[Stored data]
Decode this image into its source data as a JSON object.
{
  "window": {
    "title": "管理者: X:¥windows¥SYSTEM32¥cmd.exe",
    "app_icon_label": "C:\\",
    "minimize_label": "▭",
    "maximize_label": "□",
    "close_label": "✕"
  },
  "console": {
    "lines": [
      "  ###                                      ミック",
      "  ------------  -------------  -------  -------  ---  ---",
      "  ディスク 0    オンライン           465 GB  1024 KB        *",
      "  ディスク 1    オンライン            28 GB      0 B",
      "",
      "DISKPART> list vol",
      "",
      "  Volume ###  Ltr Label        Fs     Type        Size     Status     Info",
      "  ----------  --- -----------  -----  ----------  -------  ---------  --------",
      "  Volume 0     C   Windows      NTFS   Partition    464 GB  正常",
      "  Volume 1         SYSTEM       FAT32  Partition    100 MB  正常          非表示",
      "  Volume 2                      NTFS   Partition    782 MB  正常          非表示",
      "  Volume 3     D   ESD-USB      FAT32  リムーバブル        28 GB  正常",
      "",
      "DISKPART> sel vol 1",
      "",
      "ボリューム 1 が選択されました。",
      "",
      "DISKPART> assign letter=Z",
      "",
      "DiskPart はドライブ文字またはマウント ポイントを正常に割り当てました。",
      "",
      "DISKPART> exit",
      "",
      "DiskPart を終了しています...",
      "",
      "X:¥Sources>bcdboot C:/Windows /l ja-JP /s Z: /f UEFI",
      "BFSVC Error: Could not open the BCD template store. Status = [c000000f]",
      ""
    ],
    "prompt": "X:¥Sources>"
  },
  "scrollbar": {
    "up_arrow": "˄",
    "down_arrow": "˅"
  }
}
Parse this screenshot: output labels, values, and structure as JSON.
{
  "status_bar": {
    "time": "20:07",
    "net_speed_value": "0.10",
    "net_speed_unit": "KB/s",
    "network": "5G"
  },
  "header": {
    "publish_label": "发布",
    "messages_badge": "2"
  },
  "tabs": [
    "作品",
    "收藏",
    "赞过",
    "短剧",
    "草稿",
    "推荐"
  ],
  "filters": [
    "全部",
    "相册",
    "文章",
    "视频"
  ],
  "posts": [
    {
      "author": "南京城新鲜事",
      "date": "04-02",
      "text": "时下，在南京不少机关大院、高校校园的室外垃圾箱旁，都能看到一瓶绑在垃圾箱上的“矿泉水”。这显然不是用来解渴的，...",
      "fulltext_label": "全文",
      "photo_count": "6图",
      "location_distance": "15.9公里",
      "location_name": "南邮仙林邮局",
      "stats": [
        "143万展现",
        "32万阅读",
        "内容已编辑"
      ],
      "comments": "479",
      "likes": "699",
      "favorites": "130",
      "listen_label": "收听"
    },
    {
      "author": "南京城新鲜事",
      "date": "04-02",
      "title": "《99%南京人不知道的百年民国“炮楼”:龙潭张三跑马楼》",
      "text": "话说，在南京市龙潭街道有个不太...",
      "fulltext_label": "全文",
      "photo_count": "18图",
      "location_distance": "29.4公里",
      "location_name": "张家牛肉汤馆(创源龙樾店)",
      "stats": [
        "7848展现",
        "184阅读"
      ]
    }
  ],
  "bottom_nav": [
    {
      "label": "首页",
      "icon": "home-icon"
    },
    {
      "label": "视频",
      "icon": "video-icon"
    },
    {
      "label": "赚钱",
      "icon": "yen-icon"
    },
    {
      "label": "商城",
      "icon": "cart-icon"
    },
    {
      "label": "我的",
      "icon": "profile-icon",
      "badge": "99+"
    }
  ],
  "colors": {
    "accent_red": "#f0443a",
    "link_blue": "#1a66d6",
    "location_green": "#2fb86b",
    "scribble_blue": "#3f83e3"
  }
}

- [Task instructions] Reproduce the material verbatim, line by line.

- [Finished exercise]
Decode this image into its source data as a JSON object.
{
  "window": {
    "title": "管理者: X:¥windows¥SYSTEM32¥cmd.exe",
    "app_icon_label": "C:\\",
    "minimize_label": "▭",
    "maximize_label": "□",
    "close_label": "✕"
  },
  "console": {
    "lines": [
      "  ###                                      ミック",
      "  ------------  -------------  -------  -------  ---  ---",
      "  ディスク 0    オンライン           465 GB  1024 KB        *",
      "  ディスク 1    オンライン            28 GB      0 B",
      "",
      "DISKPART> list vol",
      "",
      "  Volume ###  Ltr Label        Fs     Type        Size     Status     Info",
      "  ----------  --- -----------  -----  ----------  -------  ---------  --------",
      "  Volume 0     C   Windows      NTFS   Partition    464 GB  正常",
      "  Volume 1         SYSTEM       FAT32  Partition    100 MB  正常          非表示",
      "  Volume 2                      NTFS   Partition    782 MB  正常          非表示",
      "  Volume 3     D   ESD-USB      FAT32  リムーバブル        28 GB  正常",
      "",
      "DISKPART> sel vol 1",
      "",
      "ボリューム 1 が選択されました。",
      "",
      "DISKPART> assign letter=Z",
      "",
      "DiskPart はドライブ文字またはマウント ポイントを正常に割り当てました。",
      "",
      "DISKPART> exit",
      "",
      "DiskPart を終了しています...",
      "",
      "X:¥Sources>bcdboot C:/Windows /l ja-JP /s Z: /f UEFI",
      "BFSVC Error: Could not open the BCD template store. Status = [c000000f]",
      ""
    ],
    "prompt": "X:¥Sources>"
  },
  "scrollbar": {
    "up_arrow": "˄",
    "down_arrow": "˅"
  }
}
Parse this screenshot: output labels, values, and structure as JSON.
{
  "status_bar": {
    "time": "20:07",
    "net_speed_value": "0.10",
    "net_speed_unit": "KB/s",
    "network": "5G"
  },
  "header": {
    "publish_label": "发布",
    "messages_badge": "2"
  },
  "tabs": [
    "作品",
    "收藏",
    "赞过",
    "短剧",
    "草稿",
    "推荐"
  ],
  "filters": [
    "全部",
    "相册",
    "文章",
    "视频"
  ],
  "posts": [
    {
      "author": "南京城新鲜事",
      "date": "04-02",
      "text": "时下，在南京不少机关大院、高校校园的室外垃圾箱旁，都能看到一瓶绑在垃圾箱上的“矿泉水”。这显然不是用来解渴的，...",
      "fulltext_label": "全文",
      "photo_count": "6图",
      "location_distance": "15.9公里",
      "location_name": "南邮仙林邮局",
      "stats": [
        "143万展现",
        "32万阅读",
        "内容已编辑"
      ],
      "comments": "479",
      "likes": "699",
      "favorites": "130",
      "listen_label": "收听"
    },
    {
      "author": "南京城新鲜事",
      "date": "04-02",
      "title": "《99%南京人不知道的百年民国“炮楼”:龙潭张三跑马楼》",
      "text": "话说，在南京市龙潭街道有个不太...",
      "fulltext_label": "全文",
      "photo_count": "18图",
      "location_distance": "29.4公里",
      "location_name": "张家牛肉汤馆(创源龙樾店)",
      "stats": [
        "7848展现",
        "184阅读"
      ]
    }
  ],
  "bottom_nav": [
    {
      "label": "首页",
      "icon": "home-icon"
    },
    {
      "label": "视频",
      "icon": "video-icon"
    },
    {
      "label": "赚钱",
      "icon": "yen-icon"
    },
    {
      "label": "商城",
      "icon": "cart-icon"
    },
    {
      "label": "我的",
      "icon": "profile-icon",
      "badge": "99+"
    }
  ],
  "colors": {
    "accent_red": "#f0443a",
    "link_blue": "#1a66d6",
    "location_green": "#2fb86b",
    "scribble_blue": "#3f83e3"
  }
}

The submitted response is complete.